Work to do - Print all the entries verbatim.

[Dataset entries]
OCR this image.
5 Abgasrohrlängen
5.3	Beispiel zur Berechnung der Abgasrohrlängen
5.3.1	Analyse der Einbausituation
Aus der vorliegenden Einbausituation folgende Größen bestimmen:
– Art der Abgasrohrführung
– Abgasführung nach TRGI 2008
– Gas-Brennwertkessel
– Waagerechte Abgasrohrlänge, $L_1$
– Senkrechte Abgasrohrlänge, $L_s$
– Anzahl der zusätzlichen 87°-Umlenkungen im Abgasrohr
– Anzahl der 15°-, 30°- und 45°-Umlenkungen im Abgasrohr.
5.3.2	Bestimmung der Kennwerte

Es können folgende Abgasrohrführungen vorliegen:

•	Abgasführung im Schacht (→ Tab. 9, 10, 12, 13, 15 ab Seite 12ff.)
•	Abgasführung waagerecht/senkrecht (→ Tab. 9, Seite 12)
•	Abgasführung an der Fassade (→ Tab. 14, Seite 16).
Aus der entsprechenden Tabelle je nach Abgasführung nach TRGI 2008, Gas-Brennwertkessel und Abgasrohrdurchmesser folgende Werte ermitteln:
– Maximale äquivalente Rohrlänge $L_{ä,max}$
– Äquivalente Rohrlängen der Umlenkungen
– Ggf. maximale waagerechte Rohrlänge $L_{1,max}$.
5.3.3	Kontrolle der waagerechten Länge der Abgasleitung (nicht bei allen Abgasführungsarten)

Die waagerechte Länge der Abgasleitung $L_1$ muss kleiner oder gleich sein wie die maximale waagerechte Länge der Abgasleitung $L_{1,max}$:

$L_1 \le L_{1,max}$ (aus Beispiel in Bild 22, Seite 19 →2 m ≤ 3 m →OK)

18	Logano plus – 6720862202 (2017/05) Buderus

Exercise result -
OCR this image.
5 Abgasrohrlängen
5.3	Beispiel zur Berechnung der Abgasrohrlängen
5.3.1	Analyse der Einbausituation
Aus der vorliegenden Einbausituation folgende Größen bestimmen:
– Art der Abgasrohrführung
– Abgasführung nach TRGI 2008
– Gas-Brennwertkessel
– Waagerechte Abgasrohrlänge, $L_1$
– Senkrechte Abgasrohrlänge, $L_s$
– Anzahl der zusätzlichen 87°-Umlenkungen im Abgasrohr
– Anzahl der 15°-, 30°- und 45°-Umlenkungen im Abgasrohr.
5.3.2	Bestimmung der Kennwerte

Es können folgende Abgasrohrführungen vorliegen:

•	Abgasführung im Schacht (→ Tab. 9, 10, 12, 13, 15 ab Seite 12ff.)
•	Abgasführung waagerecht/senkrecht (→ Tab. 9, Seite 12)
•	Abgasführung an der Fassade (→ Tab. 14, Seite 16).
Aus der entsprechenden Tabelle je nach Abgasführung nach TRGI 2008, Gas-Brennwertkessel und Abgasrohrdurchmesser folgende Werte ermitteln:
– Maximale äquivalente Rohrlänge $L_{ä,max}$
– Äquivalente Rohrlängen der Umlenkungen
– Ggf. maximale waagerechte Rohrlänge $L_{1,max}$.
5.3.3	Kontrolle der waagerechten Länge der Abgasleitung (nicht bei allen Abgasführungsarten)

Die waagerechte Länge der Abgasleitung $L_1$ muss kleiner oder gleich sein wie die maximale waagerechte Länge der Abgasleitung $L_{1,max}$:

$L_1 \le L_{1,max}$ (aus Beispiel in Bild 22, Seite 19 →2 m ≤ 3 m →OK)

18	Logano plus – 6720862202 (2017/05) Buderus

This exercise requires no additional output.